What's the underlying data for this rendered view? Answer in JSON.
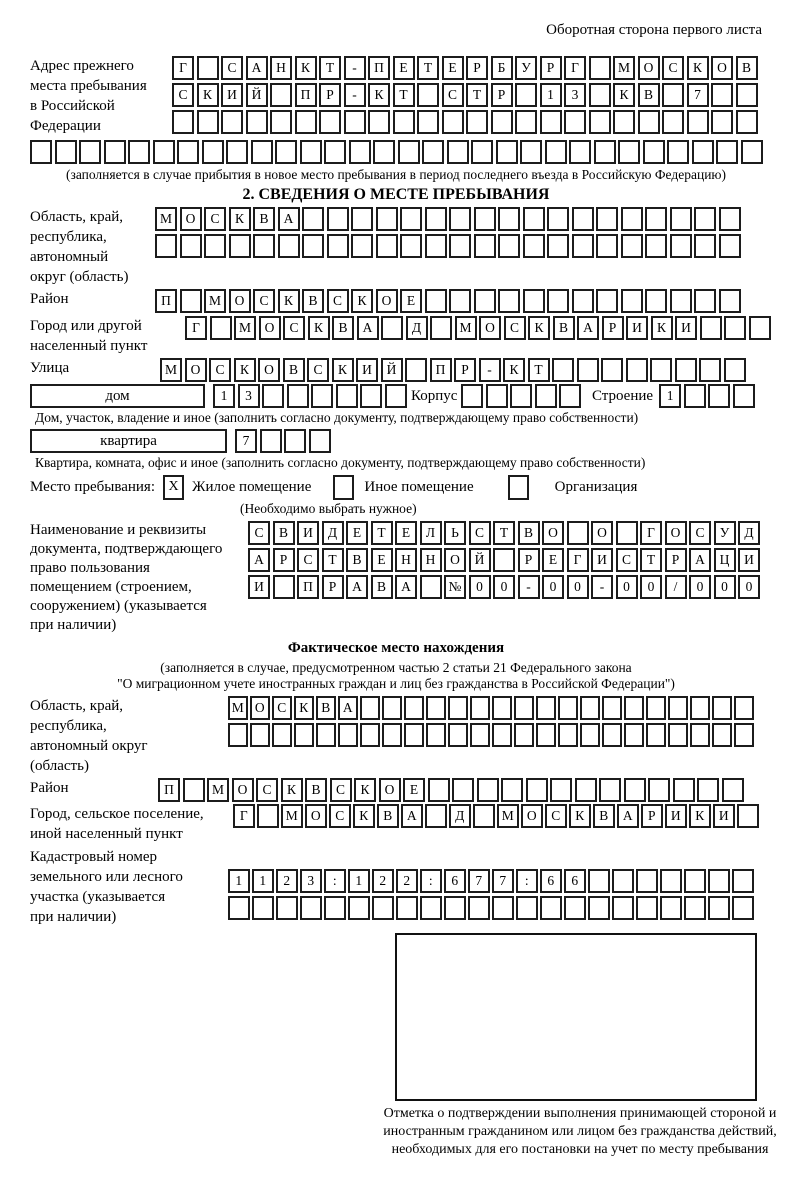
{
  "colors": {
    "ink": "#000000",
    "box_border": "#1c1c1c",
    "background": "#ffffff"
  },
  "header": {
    "note": "Оборотная сторона первого листа"
  },
  "prev_address": {
    "label": "Адрес прежнего\nместа пребывания\nв Российской\nФедерации",
    "row1": "Г САНКТ-ПЕТЕРБУРГ МОСКОВ",
    "row2": "СКИЙ ПР-КТ СТР 13 КВ 7  ",
    "row3": "                        ",
    "row4": "                              ",
    "caption": "(заполняется в случае прибытия в новое место пребывания в период последнего въезда в Российскую Федерацию)"
  },
  "section2": {
    "title": "2. СВЕДЕНИЯ О МЕСТЕ ПРЕБЫВАНИЯ",
    "region": {
      "label": "Область, край,\nреспублика,\nавтономный\nокруг (область)",
      "row1": "МОСКВА                  ",
      "row2": "                        "
    },
    "district": {
      "label": "Район",
      "row": "П МОСКВСКОЕ             "
    },
    "city": {
      "label": "Город или другой\nнаселенный пункт",
      "row": "Г МОСКВА Д МОСКВАРИКИ   "
    },
    "street": {
      "label": "Улица",
      "row": "МОСКОВСКИЙ ПР-КТ        "
    },
    "house": {
      "box_label": "дом",
      "cells": "13      ",
      "korpus_label": "Корпус",
      "korpus_cells": "     ",
      "stroenie_label": "Строение",
      "stroenie_cells": "1   ",
      "caption": "Дом, участок, владение и иное (заполнить согласно документу, подтверждающему право собственности)"
    },
    "apartment": {
      "box_label": "квартира",
      "cells": "7   ",
      "caption": "Квартира, комната, офис и иное (заполнить согласно документу, подтверждающему право собственности)"
    },
    "stay_type": {
      "label": "Место пребывания:",
      "options": [
        {
          "value": "X",
          "label": "Жилое помещение"
        },
        {
          "value": "",
          "label": "Иное помещение"
        },
        {
          "value": "",
          "label": "Организация"
        }
      ],
      "note": "(Необходимо выбрать нужное)"
    },
    "document": {
      "label": "Наименование и реквизиты\nдокумента, подтверждающего\nправо пользования\nпомещением (строением,\nсооружением) (указывается\nпри наличии)",
      "row1": "СВИДЕТЕЛЬСТВО О ГОСУД",
      "row2": "АРСТВЕННОЙ РЕГИСТРАЦИ",
      "row3": "И ПРАВА №00-00-00/000"
    }
  },
  "actual_location": {
    "title": "Фактическое место нахождения",
    "caption1": "(заполняется в случае, предусмотренном частью 2 статьи 21 Федерального закона",
    "caption2": "\"О миграционном учете иностранных граждан и лиц без гражданства в Российской Федерации\")",
    "region": {
      "label": "Область, край,\nреспублика,\nавтономный округ\n(область)",
      "row1": "МОСКВА                  ",
      "row2": "                        "
    },
    "district": {
      "label": "Район",
      "row": "П МОСКВСКОЕ             "
    },
    "city": {
      "label": "Город, сельское поселение,\nиной населенный пункт",
      "row": "Г МОСКВА Д МОСКВАРИКИ "
    },
    "cadastre": {
      "label": "Кадастровый номер\nземельного или лесного\nучастка (указывается\nпри наличии)",
      "row1": "1123:122:677:66       ",
      "row2": "                      "
    }
  },
  "stamp": {
    "caption": "Отметка о подтверждении выполнения принимающей стороной и иностранным гражданином или лицом без гражданства действий, необходимых для его постановки на учет по месту пребывания"
  }
}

STATED PROBLEM: Check every line for "край" and show the ones that have it.

FINAL RESULT:
      "label": "Область, край,\nреспублика,\nавтономный\nокруг (область)",
      "label": "Область, край,\nреспублика,\nавтономный округ\n(область)",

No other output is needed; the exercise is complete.